Locate each line containing the string "attendance" and copy it out.

● **Rows from a figure dataset**:
——————

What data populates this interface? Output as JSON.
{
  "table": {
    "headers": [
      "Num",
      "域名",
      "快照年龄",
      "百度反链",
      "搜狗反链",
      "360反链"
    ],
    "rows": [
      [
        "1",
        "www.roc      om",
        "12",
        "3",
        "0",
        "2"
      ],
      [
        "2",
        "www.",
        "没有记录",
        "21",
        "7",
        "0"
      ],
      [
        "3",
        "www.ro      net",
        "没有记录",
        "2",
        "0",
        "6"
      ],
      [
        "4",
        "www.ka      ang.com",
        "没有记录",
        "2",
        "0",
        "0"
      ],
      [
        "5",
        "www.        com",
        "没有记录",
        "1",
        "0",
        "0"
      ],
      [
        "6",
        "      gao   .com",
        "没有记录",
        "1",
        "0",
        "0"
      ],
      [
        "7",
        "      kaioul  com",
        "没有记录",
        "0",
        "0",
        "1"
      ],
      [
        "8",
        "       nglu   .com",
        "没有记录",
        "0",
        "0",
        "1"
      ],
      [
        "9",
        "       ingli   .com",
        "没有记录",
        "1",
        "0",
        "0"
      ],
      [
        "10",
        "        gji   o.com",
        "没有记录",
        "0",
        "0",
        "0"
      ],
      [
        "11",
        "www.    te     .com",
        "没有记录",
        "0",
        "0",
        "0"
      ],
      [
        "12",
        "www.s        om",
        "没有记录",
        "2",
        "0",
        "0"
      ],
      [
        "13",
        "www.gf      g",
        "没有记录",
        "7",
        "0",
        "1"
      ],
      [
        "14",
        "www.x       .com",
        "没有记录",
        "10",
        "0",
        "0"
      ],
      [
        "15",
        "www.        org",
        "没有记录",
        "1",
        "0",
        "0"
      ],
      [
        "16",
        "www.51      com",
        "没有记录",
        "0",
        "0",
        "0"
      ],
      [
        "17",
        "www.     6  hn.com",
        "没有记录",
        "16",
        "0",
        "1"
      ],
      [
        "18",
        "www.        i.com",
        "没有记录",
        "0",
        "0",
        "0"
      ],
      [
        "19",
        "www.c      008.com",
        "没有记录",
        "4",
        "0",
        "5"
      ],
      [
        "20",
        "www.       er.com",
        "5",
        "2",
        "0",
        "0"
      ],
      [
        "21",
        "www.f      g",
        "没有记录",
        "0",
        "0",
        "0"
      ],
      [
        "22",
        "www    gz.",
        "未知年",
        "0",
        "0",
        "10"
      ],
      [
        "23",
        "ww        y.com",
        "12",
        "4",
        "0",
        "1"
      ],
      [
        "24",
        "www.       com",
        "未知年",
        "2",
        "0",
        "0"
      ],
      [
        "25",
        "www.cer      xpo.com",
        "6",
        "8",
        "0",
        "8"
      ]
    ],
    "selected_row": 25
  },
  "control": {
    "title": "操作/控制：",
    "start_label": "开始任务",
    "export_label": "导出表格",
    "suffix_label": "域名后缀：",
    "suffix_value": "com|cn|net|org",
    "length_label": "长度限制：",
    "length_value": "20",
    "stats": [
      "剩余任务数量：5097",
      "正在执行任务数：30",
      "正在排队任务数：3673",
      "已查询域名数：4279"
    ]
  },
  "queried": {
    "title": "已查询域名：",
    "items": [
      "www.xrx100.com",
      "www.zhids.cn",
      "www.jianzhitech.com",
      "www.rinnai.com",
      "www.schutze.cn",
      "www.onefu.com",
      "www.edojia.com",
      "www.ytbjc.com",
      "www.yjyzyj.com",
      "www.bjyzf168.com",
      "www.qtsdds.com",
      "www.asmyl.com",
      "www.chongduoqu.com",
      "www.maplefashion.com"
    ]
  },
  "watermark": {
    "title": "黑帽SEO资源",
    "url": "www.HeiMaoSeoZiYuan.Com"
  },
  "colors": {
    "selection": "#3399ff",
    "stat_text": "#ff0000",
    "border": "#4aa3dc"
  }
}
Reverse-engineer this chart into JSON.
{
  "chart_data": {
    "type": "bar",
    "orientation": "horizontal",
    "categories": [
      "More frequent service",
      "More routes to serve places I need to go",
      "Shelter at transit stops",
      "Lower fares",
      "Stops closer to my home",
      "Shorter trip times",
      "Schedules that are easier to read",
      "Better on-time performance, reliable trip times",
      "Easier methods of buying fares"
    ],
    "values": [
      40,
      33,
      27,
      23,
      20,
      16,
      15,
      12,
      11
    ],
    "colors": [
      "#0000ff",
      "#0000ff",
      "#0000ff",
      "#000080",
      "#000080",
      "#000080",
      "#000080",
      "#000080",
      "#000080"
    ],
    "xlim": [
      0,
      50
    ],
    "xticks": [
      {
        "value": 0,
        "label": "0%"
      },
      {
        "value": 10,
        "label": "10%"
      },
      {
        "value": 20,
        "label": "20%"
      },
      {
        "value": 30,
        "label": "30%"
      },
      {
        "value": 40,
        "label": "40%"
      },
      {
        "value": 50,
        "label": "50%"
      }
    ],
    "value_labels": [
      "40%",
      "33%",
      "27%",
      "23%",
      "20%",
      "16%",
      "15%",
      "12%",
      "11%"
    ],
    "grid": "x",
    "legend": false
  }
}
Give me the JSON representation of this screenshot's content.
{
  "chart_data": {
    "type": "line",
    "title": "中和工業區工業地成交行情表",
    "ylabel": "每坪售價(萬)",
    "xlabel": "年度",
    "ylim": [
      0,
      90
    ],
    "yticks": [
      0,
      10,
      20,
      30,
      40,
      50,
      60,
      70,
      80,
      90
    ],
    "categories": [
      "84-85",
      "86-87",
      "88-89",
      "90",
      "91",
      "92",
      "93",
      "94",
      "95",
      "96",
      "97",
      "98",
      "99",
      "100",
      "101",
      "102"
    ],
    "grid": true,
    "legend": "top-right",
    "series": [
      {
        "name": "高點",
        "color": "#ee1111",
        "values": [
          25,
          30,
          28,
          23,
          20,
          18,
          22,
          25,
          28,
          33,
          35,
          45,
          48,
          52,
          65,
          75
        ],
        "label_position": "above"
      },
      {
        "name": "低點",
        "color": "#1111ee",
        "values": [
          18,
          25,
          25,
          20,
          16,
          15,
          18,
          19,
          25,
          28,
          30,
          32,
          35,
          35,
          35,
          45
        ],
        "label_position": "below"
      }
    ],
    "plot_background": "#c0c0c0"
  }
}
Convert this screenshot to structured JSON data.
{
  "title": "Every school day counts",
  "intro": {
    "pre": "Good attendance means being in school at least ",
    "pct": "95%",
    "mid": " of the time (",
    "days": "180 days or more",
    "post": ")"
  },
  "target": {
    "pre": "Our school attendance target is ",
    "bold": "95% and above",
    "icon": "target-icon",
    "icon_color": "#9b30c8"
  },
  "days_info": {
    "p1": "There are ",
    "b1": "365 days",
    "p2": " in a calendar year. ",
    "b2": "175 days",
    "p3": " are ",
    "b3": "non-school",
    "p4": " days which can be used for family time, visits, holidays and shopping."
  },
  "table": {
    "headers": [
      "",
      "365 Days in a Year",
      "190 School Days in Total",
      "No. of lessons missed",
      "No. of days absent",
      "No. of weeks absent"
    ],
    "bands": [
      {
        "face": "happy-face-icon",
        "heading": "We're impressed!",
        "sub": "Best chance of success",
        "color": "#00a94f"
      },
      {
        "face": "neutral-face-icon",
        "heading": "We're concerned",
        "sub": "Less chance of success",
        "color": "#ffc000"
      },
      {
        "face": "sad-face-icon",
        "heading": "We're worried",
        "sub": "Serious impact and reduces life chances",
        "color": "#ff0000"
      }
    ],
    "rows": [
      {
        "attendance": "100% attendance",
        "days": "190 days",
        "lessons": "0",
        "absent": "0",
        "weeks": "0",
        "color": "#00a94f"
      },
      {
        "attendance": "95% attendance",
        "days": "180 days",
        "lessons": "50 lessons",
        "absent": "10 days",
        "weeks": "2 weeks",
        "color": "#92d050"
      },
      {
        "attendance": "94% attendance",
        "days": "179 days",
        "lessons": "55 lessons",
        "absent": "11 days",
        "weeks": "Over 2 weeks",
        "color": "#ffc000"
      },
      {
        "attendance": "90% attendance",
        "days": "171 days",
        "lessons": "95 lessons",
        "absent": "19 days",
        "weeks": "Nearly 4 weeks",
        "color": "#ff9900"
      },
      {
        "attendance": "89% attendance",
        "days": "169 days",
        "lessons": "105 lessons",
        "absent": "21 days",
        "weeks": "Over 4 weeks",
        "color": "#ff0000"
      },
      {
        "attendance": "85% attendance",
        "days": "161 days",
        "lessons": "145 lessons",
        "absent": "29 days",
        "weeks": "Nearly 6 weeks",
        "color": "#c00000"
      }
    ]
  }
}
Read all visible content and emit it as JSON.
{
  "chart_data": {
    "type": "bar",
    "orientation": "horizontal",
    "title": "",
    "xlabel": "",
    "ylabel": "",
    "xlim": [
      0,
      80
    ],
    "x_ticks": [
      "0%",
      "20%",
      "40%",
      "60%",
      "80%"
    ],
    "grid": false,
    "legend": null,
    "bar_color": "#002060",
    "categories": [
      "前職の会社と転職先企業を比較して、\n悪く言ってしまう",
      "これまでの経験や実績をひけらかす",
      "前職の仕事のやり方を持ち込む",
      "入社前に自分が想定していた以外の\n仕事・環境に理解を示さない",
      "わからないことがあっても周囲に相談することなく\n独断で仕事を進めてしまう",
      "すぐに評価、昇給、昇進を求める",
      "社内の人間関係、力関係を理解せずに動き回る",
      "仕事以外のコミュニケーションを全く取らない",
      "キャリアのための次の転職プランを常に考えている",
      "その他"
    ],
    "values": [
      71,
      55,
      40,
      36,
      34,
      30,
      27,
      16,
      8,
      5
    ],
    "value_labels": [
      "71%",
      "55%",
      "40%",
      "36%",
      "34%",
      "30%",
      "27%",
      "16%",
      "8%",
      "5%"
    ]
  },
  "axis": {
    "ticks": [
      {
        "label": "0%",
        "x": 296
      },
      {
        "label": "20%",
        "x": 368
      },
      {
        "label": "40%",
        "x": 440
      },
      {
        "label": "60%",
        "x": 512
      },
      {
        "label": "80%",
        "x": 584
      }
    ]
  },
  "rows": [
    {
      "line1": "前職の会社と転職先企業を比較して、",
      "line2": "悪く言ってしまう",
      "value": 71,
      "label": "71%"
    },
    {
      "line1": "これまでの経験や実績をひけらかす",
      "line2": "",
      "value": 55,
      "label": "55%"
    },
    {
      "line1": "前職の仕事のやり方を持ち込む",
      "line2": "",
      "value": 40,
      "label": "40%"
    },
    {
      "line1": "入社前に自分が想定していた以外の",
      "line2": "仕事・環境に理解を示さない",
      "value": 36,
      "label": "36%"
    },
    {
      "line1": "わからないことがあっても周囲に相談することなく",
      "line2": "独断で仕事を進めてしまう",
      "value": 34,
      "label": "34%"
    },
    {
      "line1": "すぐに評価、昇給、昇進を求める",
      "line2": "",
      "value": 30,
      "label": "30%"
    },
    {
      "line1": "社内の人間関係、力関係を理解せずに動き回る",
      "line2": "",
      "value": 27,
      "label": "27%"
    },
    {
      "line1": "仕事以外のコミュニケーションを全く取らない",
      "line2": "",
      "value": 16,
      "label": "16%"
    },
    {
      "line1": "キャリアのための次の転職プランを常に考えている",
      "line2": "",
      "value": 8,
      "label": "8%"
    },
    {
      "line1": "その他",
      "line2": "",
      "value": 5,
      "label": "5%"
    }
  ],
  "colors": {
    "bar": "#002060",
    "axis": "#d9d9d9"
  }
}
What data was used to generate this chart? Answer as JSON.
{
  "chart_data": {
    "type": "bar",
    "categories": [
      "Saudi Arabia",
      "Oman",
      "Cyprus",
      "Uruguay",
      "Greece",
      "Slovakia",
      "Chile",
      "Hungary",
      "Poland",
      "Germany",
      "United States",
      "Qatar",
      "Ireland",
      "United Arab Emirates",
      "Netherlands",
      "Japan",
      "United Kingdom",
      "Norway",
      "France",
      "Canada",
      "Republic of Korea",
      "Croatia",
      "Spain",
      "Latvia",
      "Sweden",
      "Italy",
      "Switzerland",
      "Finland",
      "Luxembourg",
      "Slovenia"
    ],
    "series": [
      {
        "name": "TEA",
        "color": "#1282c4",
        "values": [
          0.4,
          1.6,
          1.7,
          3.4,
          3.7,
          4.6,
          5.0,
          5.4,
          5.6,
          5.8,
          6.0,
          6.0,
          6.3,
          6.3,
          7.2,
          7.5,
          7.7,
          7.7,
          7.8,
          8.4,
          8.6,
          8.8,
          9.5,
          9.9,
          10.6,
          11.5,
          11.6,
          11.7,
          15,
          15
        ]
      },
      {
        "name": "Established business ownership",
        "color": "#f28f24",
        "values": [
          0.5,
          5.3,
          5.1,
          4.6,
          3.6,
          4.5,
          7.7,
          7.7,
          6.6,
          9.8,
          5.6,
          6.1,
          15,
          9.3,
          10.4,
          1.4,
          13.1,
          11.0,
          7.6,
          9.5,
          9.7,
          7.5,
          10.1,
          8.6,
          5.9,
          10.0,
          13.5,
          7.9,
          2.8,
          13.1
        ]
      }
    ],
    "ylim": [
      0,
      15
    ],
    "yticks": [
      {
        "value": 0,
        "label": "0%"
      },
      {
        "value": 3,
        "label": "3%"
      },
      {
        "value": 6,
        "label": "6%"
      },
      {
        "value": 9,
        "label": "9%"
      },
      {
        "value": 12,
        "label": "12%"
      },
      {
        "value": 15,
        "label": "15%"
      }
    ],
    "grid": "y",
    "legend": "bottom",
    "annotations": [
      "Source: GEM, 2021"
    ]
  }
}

——————

● **Completed exercise**:
    "pre": "Good attendance means being in school at least ",
    "pre": "Our school attendance target is ",
        "attendance": "100% attendance",
        "attendance": "95% attendance",
        "attendance": "94% attendance",
        "attendance": "90% attendance",
        "attendance": "89% attendance",
        "attendance": "85% attendance",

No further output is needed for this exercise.